>>>>>

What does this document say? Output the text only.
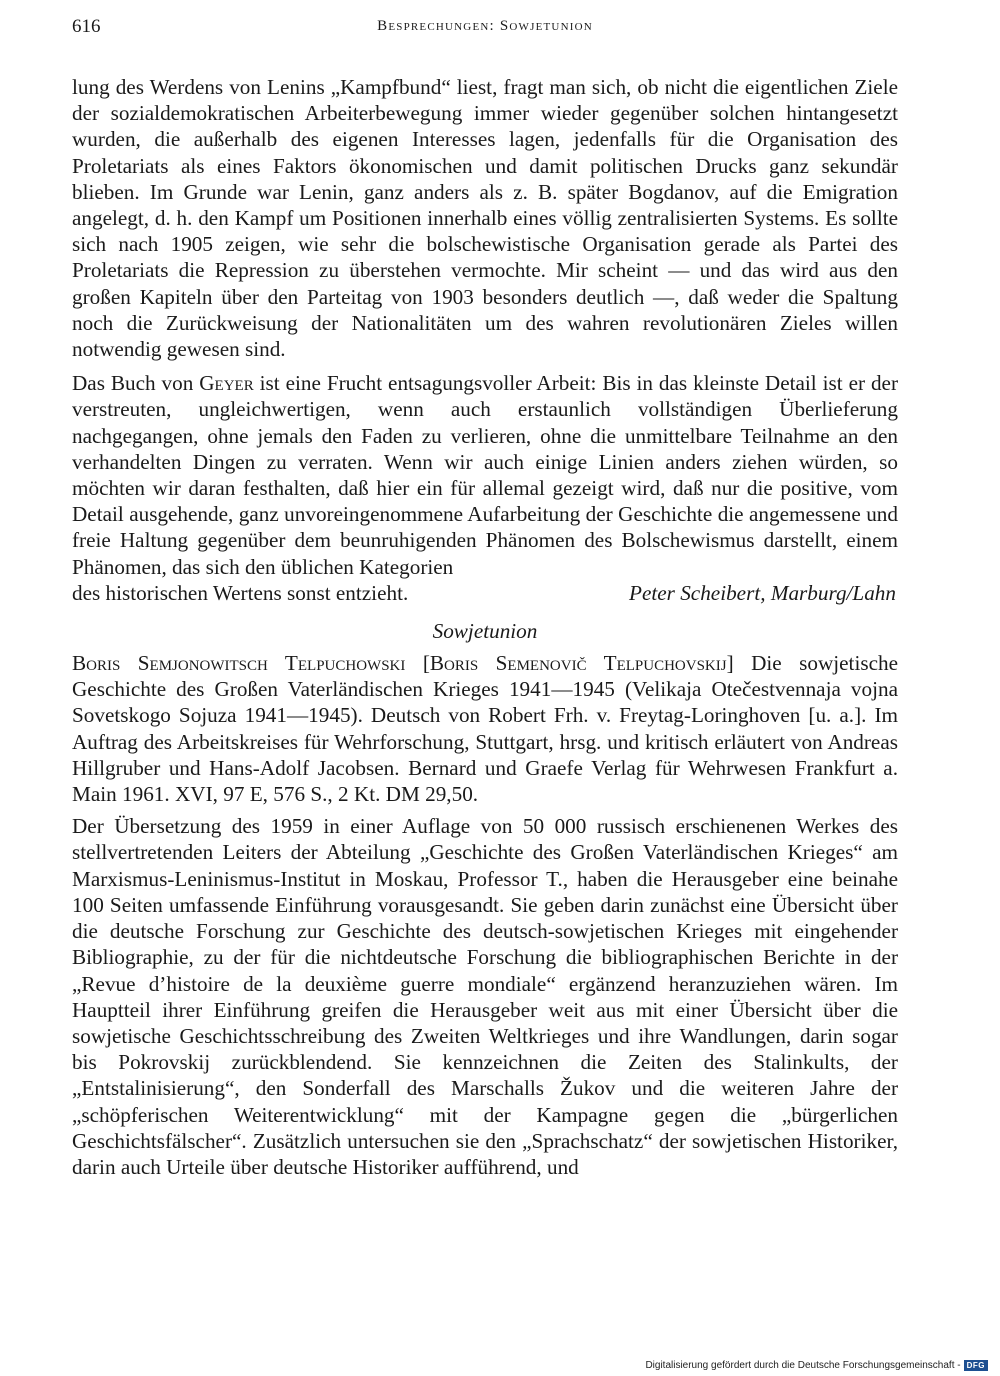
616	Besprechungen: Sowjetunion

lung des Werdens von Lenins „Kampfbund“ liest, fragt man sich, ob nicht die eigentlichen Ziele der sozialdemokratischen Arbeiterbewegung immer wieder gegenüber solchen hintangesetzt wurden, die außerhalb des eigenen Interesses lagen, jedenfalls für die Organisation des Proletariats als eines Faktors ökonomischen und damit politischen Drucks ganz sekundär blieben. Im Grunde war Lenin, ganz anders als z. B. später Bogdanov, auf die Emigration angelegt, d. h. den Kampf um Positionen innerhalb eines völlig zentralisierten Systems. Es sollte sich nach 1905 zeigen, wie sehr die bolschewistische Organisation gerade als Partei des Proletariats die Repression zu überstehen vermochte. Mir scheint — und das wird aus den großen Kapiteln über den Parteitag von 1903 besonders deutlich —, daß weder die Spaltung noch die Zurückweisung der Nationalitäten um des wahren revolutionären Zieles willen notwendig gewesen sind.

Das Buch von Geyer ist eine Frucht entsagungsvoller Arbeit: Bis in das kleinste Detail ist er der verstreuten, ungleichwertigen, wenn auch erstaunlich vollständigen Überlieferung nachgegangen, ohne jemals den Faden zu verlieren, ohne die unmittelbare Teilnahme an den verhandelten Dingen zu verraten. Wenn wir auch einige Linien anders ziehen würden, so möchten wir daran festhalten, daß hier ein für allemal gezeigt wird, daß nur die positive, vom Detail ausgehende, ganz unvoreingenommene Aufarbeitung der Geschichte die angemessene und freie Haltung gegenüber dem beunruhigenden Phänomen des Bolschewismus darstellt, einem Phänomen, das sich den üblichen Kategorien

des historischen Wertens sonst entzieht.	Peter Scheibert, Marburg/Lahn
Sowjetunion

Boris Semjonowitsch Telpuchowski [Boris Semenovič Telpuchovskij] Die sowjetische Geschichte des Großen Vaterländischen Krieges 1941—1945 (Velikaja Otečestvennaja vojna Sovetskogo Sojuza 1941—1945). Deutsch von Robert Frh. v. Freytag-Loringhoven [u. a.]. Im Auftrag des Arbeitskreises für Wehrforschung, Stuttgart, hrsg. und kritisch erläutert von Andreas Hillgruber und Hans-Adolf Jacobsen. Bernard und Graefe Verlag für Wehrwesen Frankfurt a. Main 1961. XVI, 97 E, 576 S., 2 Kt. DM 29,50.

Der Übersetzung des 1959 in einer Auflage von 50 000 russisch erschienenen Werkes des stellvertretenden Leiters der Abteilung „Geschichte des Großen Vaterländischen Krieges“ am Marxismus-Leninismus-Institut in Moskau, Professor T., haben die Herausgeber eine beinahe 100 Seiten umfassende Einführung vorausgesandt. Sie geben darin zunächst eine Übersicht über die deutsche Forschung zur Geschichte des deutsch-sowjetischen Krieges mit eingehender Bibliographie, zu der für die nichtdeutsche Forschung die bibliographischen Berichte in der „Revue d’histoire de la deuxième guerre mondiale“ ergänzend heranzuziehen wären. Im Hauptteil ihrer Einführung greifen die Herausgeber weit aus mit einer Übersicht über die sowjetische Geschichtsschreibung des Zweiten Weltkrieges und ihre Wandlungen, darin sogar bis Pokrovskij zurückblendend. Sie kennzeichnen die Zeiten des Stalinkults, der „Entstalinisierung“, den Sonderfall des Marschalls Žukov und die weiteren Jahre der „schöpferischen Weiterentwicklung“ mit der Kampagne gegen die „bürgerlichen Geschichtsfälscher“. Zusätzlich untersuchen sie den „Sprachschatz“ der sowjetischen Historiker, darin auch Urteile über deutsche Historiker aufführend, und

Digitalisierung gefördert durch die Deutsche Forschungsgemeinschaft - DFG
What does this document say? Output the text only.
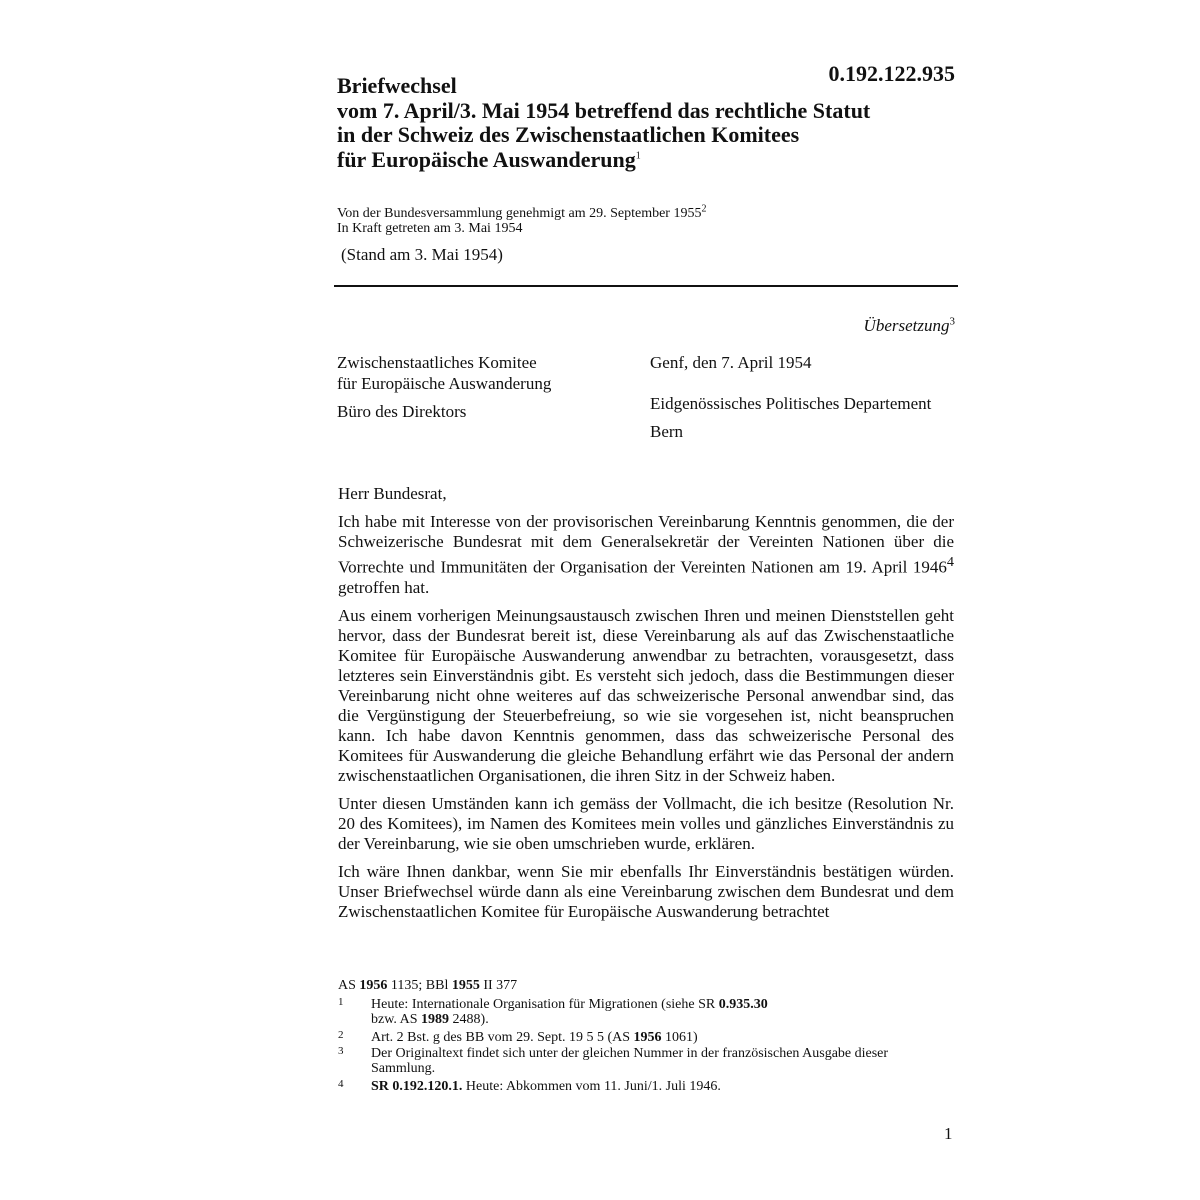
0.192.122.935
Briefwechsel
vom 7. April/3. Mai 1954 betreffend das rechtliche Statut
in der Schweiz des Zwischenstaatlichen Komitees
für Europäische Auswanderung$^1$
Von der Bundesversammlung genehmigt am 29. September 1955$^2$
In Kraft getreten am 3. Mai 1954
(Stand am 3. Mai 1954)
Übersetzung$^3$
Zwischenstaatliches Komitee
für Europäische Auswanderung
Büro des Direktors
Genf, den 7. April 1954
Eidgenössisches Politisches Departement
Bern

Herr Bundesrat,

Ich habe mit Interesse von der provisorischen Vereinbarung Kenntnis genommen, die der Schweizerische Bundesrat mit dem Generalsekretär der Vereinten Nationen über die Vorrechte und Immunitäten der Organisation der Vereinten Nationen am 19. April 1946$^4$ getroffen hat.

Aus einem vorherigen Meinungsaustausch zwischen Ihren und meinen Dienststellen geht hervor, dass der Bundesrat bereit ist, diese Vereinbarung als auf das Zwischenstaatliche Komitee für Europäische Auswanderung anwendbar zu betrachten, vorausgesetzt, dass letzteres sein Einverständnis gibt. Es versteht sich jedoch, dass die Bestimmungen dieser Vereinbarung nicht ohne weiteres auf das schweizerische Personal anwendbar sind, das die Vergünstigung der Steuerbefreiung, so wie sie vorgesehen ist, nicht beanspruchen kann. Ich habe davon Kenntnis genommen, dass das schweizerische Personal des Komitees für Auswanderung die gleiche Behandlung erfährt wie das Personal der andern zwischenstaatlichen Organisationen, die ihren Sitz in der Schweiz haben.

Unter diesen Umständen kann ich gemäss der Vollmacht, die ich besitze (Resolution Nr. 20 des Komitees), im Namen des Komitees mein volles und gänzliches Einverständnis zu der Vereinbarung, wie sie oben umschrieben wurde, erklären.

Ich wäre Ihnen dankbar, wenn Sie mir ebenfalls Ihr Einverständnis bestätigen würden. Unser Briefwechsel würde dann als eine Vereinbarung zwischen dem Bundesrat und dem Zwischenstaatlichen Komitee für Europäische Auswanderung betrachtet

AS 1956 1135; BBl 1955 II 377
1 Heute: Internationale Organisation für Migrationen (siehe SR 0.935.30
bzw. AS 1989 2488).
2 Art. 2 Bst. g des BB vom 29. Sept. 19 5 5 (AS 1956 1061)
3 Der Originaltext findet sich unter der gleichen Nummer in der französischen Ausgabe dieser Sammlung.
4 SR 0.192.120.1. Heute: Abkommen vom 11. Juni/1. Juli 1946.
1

<<<<<

◆ Problem:
Write out the data again word for word, minus any images.

◆ Response for this exercise:
What does this document say? Output the text only.
616	Besprechungen: Sowjetunion

lung des Werdens von Lenins „Kampfbund“ liest, fragt man sich, ob nicht die eigentlichen Ziele der sozialdemokratischen Arbeiterbewegung immer wieder gegenüber solchen hintangesetzt wurden, die außerhalb des eigenen Interesses lagen, jedenfalls für die Organisation des Proletariats als eines Faktors ökonomischen und damit politischen Drucks ganz sekundär blieben. Im Grunde war Lenin, ganz anders als z. B. später Bogdanov, auf die Emigration angelegt, d. h. den Kampf um Positionen innerhalb eines völlig zentralisierten Systems. Es sollte sich nach 1905 zeigen, wie sehr die bolschewistische Organisation gerade als Partei des Proletariats die Repression zu überstehen vermochte. Mir scheint — und das wird aus den großen Kapiteln über den Parteitag von 1903 besonders deutlich —, daß weder die Spaltung noch die Zurückweisung der Nationalitäten um des wahren revolutionären Zieles willen notwendig gewesen sind.

Das Buch von Geyer ist eine Frucht entsagungsvoller Arbeit: Bis in das kleinste Detail ist er der verstreuten, ungleichwertigen, wenn auch erstaunlich vollständigen Überlieferung nachgegangen, ohne jemals den Faden zu verlieren, ohne die unmittelbare Teilnahme an den verhandelten Dingen zu verraten. Wenn wir auch einige Linien anders ziehen würden, so möchten wir daran festhalten, daß hier ein für allemal gezeigt wird, daß nur die positive, vom Detail ausgehende, ganz unvoreingenommene Aufarbeitung der Geschichte die angemessene und freie Haltung gegenüber dem beunruhigenden Phänomen des Bolschewismus darstellt, einem Phänomen, das sich den üblichen Kategorien

des historischen Wertens sonst entzieht.	Peter Scheibert, Marburg/Lahn
Sowjetunion

Boris Semjonowitsch Telpuchowski [Boris Semenovič Telpuchovskij] Die sowjetische Geschichte des Großen Vaterländischen Krieges 1941—1945 (Velikaja Otečestvennaja vojna Sovetskogo Sojuza 1941—1945). Deutsch von Robert Frh. v. Freytag-Loringhoven [u. a.]. Im Auftrag des Arbeitskreises für Wehrforschung, Stuttgart, hrsg. und kritisch erläutert von Andreas Hillgruber und Hans-Adolf Jacobsen. Bernard und Graefe Verlag für Wehrwesen Frankfurt a. Main 1961. XVI, 97 E, 576 S., 2 Kt. DM 29,50.

Der Übersetzung des 1959 in einer Auflage von 50 000 russisch erschienenen Werkes des stellvertretenden Leiters der Abteilung „Geschichte des Großen Vaterländischen Krieges“ am Marxismus-Leninismus-Institut in Moskau, Professor T., haben die Herausgeber eine beinahe 100 Seiten umfassende Einführung vorausgesandt. Sie geben darin zunächst eine Übersicht über die deutsche Forschung zur Geschichte des deutsch-sowjetischen Krieges mit eingehender Bibliographie, zu der für die nichtdeutsche Forschung die bibliographischen Berichte in der „Revue d’histoire de la deuxième guerre mondiale“ ergänzend heranzuziehen wären. Im Hauptteil ihrer Einführung greifen die Herausgeber weit aus mit einer Übersicht über die sowjetische Geschichtsschreibung des Zweiten Weltkrieges und ihre Wandlungen, darin sogar bis Pokrovskij zurückblendend. Sie kennzeichnen die Zeiten des Stalinkults, der „Entstalinisierung“, den Sonderfall des Marschalls Žukov und die weiteren Jahre der „schöpferischen Weiterentwicklung“ mit der Kampagne gegen die „bürgerlichen Geschichtsfälscher“. Zusätzlich untersuchen sie den „Sprachschatz“ der sowjetischen Historiker, darin auch Urteile über deutsche Historiker aufführend, und

Digitalisierung gefördert durch die Deutsche Forschungsgemeinschaft - DFG
What does this document say? Output the text only.
0.192.122.935
Briefwechsel
vom 7. April/3. Mai 1954 betreffend das rechtliche Statut
in der Schweiz des Zwischenstaatlichen Komitees
für Europäische Auswanderung$^1$
Von der Bundesversammlung genehmigt am 29. September 1955$^2$
In Kraft getreten am 3. Mai 1954
(Stand am 3. Mai 1954)
Übersetzung$^3$
Zwischenstaatliches Komitee
für Europäische Auswanderung
Büro des Direktors
Genf, den 7. April 1954
Eidgenössisches Politisches Departement
Bern

Herr Bundesrat,

Ich habe mit Interesse von der provisorischen Vereinbarung Kenntnis genommen, die der Schweizerische Bundesrat mit dem Generalsekretär der Vereinten Nationen über die Vorrechte und Immunitäten der Organisation der Vereinten Nationen am 19. April 1946$^4$ getroffen hat.

Aus einem vorherigen Meinungsaustausch zwischen Ihren und meinen Dienststellen geht hervor, dass der Bundesrat bereit ist, diese Vereinbarung als auf das Zwischenstaatliche Komitee für Europäische Auswanderung anwendbar zu betrachten, vorausgesetzt, dass letzteres sein Einverständnis gibt. Es versteht sich jedoch, dass die Bestimmungen dieser Vereinbarung nicht ohne weiteres auf das schweizerische Personal anwendbar sind, das die Vergünstigung der Steuerbefreiung, so wie sie vorgesehen ist, nicht beanspruchen kann. Ich habe davon Kenntnis genommen, dass das schweizerische Personal des Komitees für Auswanderung die gleiche Behandlung erfährt wie das Personal der andern zwischenstaatlichen Organisationen, die ihren Sitz in der Schweiz haben.

Unter diesen Umständen kann ich gemäss der Vollmacht, die ich besitze (Resolution Nr. 20 des Komitees), im Namen des Komitees mein volles und gänzliches Einverständnis zu der Vereinbarung, wie sie oben umschrieben wurde, erklären.

Ich wäre Ihnen dankbar, wenn Sie mir ebenfalls Ihr Einverständnis bestätigen würden. Unser Briefwechsel würde dann als eine Vereinbarung zwischen dem Bundesrat und dem Zwischenstaatlichen Komitee für Europäische Auswanderung betrachtet

AS 1956 1135; BBl 1955 II 377
1 Heute: Internationale Organisation für Migrationen (siehe SR 0.935.30
bzw. AS 1989 2488).
2 Art. 2 Bst. g des BB vom 29. Sept. 19 5 5 (AS 1956 1061)
3 Der Originaltext findet sich unter der gleichen Nummer in der französischen Ausgabe dieser Sammlung.
4 SR 0.192.120.1. Heute: Abkommen vom 11. Juni/1. Juli 1946.
1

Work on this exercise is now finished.